** start of ITEMS **

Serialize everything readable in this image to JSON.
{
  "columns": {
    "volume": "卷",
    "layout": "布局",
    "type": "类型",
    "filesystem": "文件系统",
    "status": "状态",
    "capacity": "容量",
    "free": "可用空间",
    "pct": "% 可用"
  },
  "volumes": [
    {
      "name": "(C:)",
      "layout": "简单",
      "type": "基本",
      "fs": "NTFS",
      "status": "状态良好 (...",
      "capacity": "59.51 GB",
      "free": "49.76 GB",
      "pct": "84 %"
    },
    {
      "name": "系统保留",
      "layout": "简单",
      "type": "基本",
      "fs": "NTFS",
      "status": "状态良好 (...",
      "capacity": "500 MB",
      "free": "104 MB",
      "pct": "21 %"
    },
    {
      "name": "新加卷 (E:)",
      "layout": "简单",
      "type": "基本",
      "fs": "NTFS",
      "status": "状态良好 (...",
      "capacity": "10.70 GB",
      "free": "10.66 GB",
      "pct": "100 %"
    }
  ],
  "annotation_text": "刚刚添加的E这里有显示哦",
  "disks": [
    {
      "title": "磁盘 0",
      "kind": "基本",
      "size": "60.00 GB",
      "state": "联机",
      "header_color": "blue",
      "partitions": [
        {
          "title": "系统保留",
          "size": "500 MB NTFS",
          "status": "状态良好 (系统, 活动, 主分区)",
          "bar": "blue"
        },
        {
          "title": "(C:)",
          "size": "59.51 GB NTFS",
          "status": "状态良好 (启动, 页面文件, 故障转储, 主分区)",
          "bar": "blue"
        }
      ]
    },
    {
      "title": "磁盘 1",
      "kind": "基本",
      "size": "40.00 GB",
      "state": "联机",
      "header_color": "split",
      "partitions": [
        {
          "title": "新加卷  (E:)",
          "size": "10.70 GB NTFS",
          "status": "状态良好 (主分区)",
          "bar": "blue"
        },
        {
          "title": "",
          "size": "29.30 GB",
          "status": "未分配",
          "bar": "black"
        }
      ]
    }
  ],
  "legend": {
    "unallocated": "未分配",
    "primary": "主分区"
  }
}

** end of ITEMS **

- **GIVEN PROBLEM**:
From the records above, extract every entry exactly as given.

- **OUTPUT**:
Serialize everything readable in this image to JSON.
{
  "columns": {
    "volume": "卷",
    "layout": "布局",
    "type": "类型",
    "filesystem": "文件系统",
    "status": "状态",
    "capacity": "容量",
    "free": "可用空间",
    "pct": "% 可用"
  },
  "volumes": [
    {
      "name": "(C:)",
      "layout": "简单",
      "type": "基本",
      "fs": "NTFS",
      "status": "状态良好 (...",
      "capacity": "59.51 GB",
      "free": "49.76 GB",
      "pct": "84 %"
    },
    {
      "name": "系统保留",
      "layout": "简单",
      "type": "基本",
      "fs": "NTFS",
      "status": "状态良好 (...",
      "capacity": "500 MB",
      "free": "104 MB",
      "pct": "21 %"
    },
    {
      "name": "新加卷 (E:)",
      "layout": "简单",
      "type": "基本",
      "fs": "NTFS",
      "status": "状态良好 (...",
      "capacity": "10.70 GB",
      "free": "10.66 GB",
      "pct": "100 %"
    }
  ],
  "annotation_text": "刚刚添加的E这里有显示哦",
  "disks": [
    {
      "title": "磁盘 0",
      "kind": "基本",
      "size": "60.00 GB",
      "state": "联机",
      "header_color": "blue",
      "partitions": [
        {
          "title": "系统保留",
          "size": "500 MB NTFS",
          "status": "状态良好 (系统, 活动, 主分区)",
          "bar": "blue"
        },
        {
          "title": "(C:)",
          "size": "59.51 GB NTFS",
          "status": "状态良好 (启动, 页面文件, 故障转储, 主分区)",
          "bar": "blue"
        }
      ]
    },
    {
      "title": "磁盘 1",
      "kind": "基本",
      "size": "40.00 GB",
      "state": "联机",
      "header_color": "split",
      "partitions": [
        {
          "title": "新加卷  (E:)",
          "size": "10.70 GB NTFS",
          "status": "状态良好 (主分区)",
          "bar": "blue"
        },
        {
          "title": "",
          "size": "29.30 GB",
          "status": "未分配",
          "bar": "black"
        }
      ]
    }
  ],
  "legend": {
    "unallocated": "未分配",
    "primary": "主分区"
  }
}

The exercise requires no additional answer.